%%
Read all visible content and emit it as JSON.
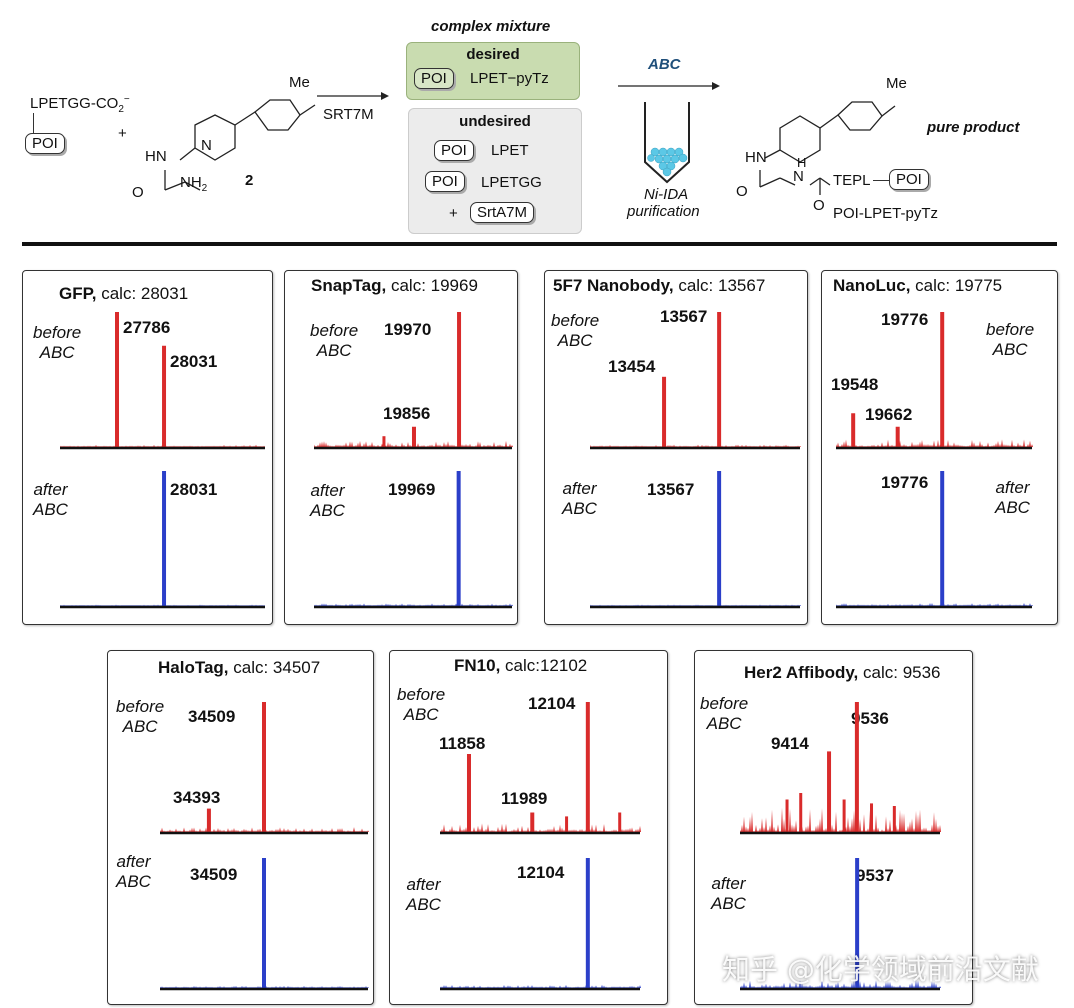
{
  "scheme": {
    "substrate_tag": "LPETGG-CO",
    "substrate_sub": "2",
    "substrate_sup": "−",
    "poi": "POI",
    "plus": "+",
    "compound_number": "2",
    "me": "Me",
    "hn": "HN",
    "nh2": "NH",
    "nh2_sub": "2",
    "o": "O",
    "n": "N",
    "h": "H",
    "enzyme": "SRT7M",
    "mixture_title": "complex mixture",
    "desired_title": "desired",
    "desired_product": "LPET−pyTz",
    "undesired_title": "undesired",
    "undesired_1": "LPET",
    "undesired_2": "LPETGG",
    "enzyme_pill": "SrtA7M",
    "reagent": "ABC",
    "purification_1": "Ni-IDA",
    "purification_2": "purification",
    "product_tepl": "TEPL",
    "product_name": "POI-LPET-pyTz",
    "pure_product": "pure product",
    "colors": {
      "desired_bg": "#c9dcb0",
      "undesired_bg": "#ececec",
      "resin": "#5cc8e6",
      "abc": "#1f4f7a"
    }
  },
  "labels": {
    "before_1": "before",
    "before_2": "ABC",
    "after_1": "after",
    "after_2": "ABC"
  },
  "watermark": "知乎 @化学领域前沿文献",
  "chart_data": [
    {
      "type": "bar",
      "title_name": "GFP,",
      "title_calc": "calc: 28031",
      "xlim": [
        27489,
        28557
      ],
      "before": [
        {
          "mass": 27786,
          "intensity": 1.0,
          "label": "27786"
        },
        {
          "mass": 28031,
          "intensity": 0.75,
          "label": "28031"
        }
      ],
      "after": [
        {
          "mass": 28031,
          "intensity": 1.0,
          "label": "28031"
        }
      ]
    },
    {
      "type": "bar",
      "title_name": "SnapTag,",
      "title_calc": "calc: 19969",
      "xlim": [
        19603,
        20104
      ],
      "before": [
        {
          "mass": 19970,
          "intensity": 1.0,
          "label": "19970"
        },
        {
          "mass": 19856,
          "intensity": 0.15,
          "label": "19856"
        }
      ],
      "after": [
        {
          "mass": 19969,
          "intensity": 1.0,
          "label": "19969"
        }
      ]
    },
    {
      "type": "bar",
      "title_name": "5F7 Nanobody,",
      "title_calc": "calc: 13567",
      "xlim": [
        13302,
        13733
      ],
      "before": [
        {
          "mass": 13567,
          "intensity": 1.0,
          "label": "13567"
        },
        {
          "mass": 13454,
          "intensity": 0.52,
          "label": "13454"
        }
      ],
      "after": [
        {
          "mass": 13567,
          "intensity": 1.0,
          "label": "13567"
        }
      ]
    },
    {
      "type": "bar",
      "title_name": "NanoLuc,",
      "title_calc": "calc: 19775",
      "xlim": [
        19504,
        20006
      ],
      "before": [
        {
          "mass": 19776,
          "intensity": 1.0,
          "label": "19776"
        },
        {
          "mass": 19548,
          "intensity": 0.25,
          "label": "19548"
        },
        {
          "mass": 19662,
          "intensity": 0.15,
          "label": "19662"
        }
      ],
      "after": [
        {
          "mass": 19776,
          "intensity": 1.0,
          "label": "19776"
        }
      ]
    },
    {
      "type": "bar",
      "title_name": "HaloTag,",
      "title_calc": "calc: 34507",
      "xlim": [
        34290,
        34728
      ],
      "before": [
        {
          "mass": 34509,
          "intensity": 1.0,
          "label": "34509"
        },
        {
          "mass": 34393,
          "intensity": 0.18,
          "label": "34393"
        }
      ],
      "after": [
        {
          "mass": 34509,
          "intensity": 1.0,
          "label": "34509"
        }
      ]
    },
    {
      "type": "bar",
      "title_name": "FN10,",
      "title_calc": "calc:12102",
      "xlim": [
        11798,
        12212
      ],
      "before": [
        {
          "mass": 12104,
          "intensity": 1.0,
          "label": "12104"
        },
        {
          "mass": 11858,
          "intensity": 0.6,
          "label": "11858"
        },
        {
          "mass": 11989,
          "intensity": 0.15,
          "label": "11989"
        }
      ],
      "after": [
        {
          "mass": 12104,
          "intensity": 1.0,
          "label": "12104"
        }
      ]
    },
    {
      "type": "bar",
      "title_name": "Her2 Affibody,",
      "title_calc": "calc: 9536",
      "xlim": [
        9024,
        9900
      ],
      "before": [
        {
          "mass": 9536,
          "intensity": 1.0,
          "label": "9536"
        },
        {
          "mass": 9414,
          "intensity": 0.62,
          "label": "9414"
        }
      ],
      "after": [
        {
          "mass": 9537,
          "intensity": 1.0,
          "label": "9537"
        }
      ]
    }
  ],
  "series_colors": {
    "before": "#d92b2b",
    "after": "#2b3fc9"
  }
}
%%
Output the records exactly, pictures excluded.

Read all visible content and emit it as JSON.
{
  "scheme": {
    "substrate_tag": "LPETGG-CO",
    "substrate_sub": "2",
    "substrate_sup": "−",
    "poi": "POI",
    "plus": "+",
    "compound_number": "2",
    "me": "Me",
    "hn": "HN",
    "nh2": "NH",
    "nh2_sub": "2",
    "o": "O",
    "n": "N",
    "h": "H",
    "enzyme": "SRT7M",
    "mixture_title": "complex mixture",
    "desired_title": "desired",
    "desired_product": "LPET−pyTz",
    "undesired_title": "undesired",
    "undesired_1": "LPET",
    "undesired_2": "LPETGG",
    "enzyme_pill": "SrtA7M",
    "reagent": "ABC",
    "purification_1": "Ni-IDA",
    "purification_2": "purification",
    "product_tepl": "TEPL",
    "product_name": "POI-LPET-pyTz",
    "pure_product": "pure product",
    "colors": {
      "desired_bg": "#c9dcb0",
      "undesired_bg": "#ececec",
      "resin": "#5cc8e6",
      "abc": "#1f4f7a"
    }
  },
  "labels": {
    "before_1": "before",
    "before_2": "ABC",
    "after_1": "after",
    "after_2": "ABC"
  },
  "watermark": "知乎 @化学领域前沿文献",
  "chart_data": [
    {
      "type": "bar",
      "title_name": "GFP,",
      "title_calc": "calc: 28031",
      "xlim": [
        27489,
        28557
      ],
      "before": [
        {
          "mass": 27786,
          "intensity": 1.0,
          "label": "27786"
        },
        {
          "mass": 28031,
          "intensity": 0.75,
          "label": "28031"
        }
      ],
      "after": [
        {
          "mass": 28031,
          "intensity": 1.0,
          "label": "28031"
        }
      ]
    },
    {
      "type": "bar",
      "title_name": "SnapTag,",
      "title_calc": "calc: 19969",
      "xlim": [
        19603,
        20104
      ],
      "before": [
        {
          "mass": 19970,
          "intensity": 1.0,
          "label": "19970"
        },
        {
          "mass": 19856,
          "intensity": 0.15,
          "label": "19856"
        }
      ],
      "after": [
        {
          "mass": 19969,
          "intensity": 1.0,
          "label": "19969"
        }
      ]
    },
    {
      "type": "bar",
      "title_name": "5F7 Nanobody,",
      "title_calc": "calc: 13567",
      "xlim": [
        13302,
        13733
      ],
      "before": [
        {
          "mass": 13567,
          "intensity": 1.0,
          "label": "13567"
        },
        {
          "mass": 13454,
          "intensity": 0.52,
          "label": "13454"
        }
      ],
      "after": [
        {
          "mass": 13567,
          "intensity": 1.0,
          "label": "13567"
        }
      ]
    },
    {
      "type": "bar",
      "title_name": "NanoLuc,",
      "title_calc": "calc: 19775",
      "xlim": [
        19504,
        20006
      ],
      "before": [
        {
          "mass": 19776,
          "intensity": 1.0,
          "label": "19776"
        },
        {
          "mass": 19548,
          "intensity": 0.25,
          "label": "19548"
        },
        {
          "mass": 19662,
          "intensity": 0.15,
          "label": "19662"
        }
      ],
      "after": [
        {
          "mass": 19776,
          "intensity": 1.0,
          "label": "19776"
        }
      ]
    },
    {
      "type": "bar",
      "title_name": "HaloTag,",
      "title_calc": "calc: 34507",
      "xlim": [
        34290,
        34728
      ],
      "before": [
        {
          "mass": 34509,
          "intensity": 1.0,
          "label": "34509"
        },
        {
          "mass": 34393,
          "intensity": 0.18,
          "label": "34393"
        }
      ],
      "after": [
        {
          "mass": 34509,
          "intensity": 1.0,
          "label": "34509"
        }
      ]
    },
    {
      "type": "bar",
      "title_name": "FN10,",
      "title_calc": "calc:12102",
      "xlim": [
        11798,
        12212
      ],
      "before": [
        {
          "mass": 12104,
          "intensity": 1.0,
          "label": "12104"
        },
        {
          "mass": 11858,
          "intensity": 0.6,
          "label": "11858"
        },
        {
          "mass": 11989,
          "intensity": 0.15,
          "label": "11989"
        }
      ],
      "after": [
        {
          "mass": 12104,
          "intensity": 1.0,
          "label": "12104"
        }
      ]
    },
    {
      "type": "bar",
      "title_name": "Her2 Affibody,",
      "title_calc": "calc: 9536",
      "xlim": [
        9024,
        9900
      ],
      "before": [
        {
          "mass": 9536,
          "intensity": 1.0,
          "label": "9536"
        },
        {
          "mass": 9414,
          "intensity": 0.62,
          "label": "9414"
        }
      ],
      "after": [
        {
          "mass": 9537,
          "intensity": 1.0,
          "label": "9537"
        }
      ]
    }
  ],
  "series_colors": {
    "before": "#d92b2b",
    "after": "#2b3fc9"
  }
}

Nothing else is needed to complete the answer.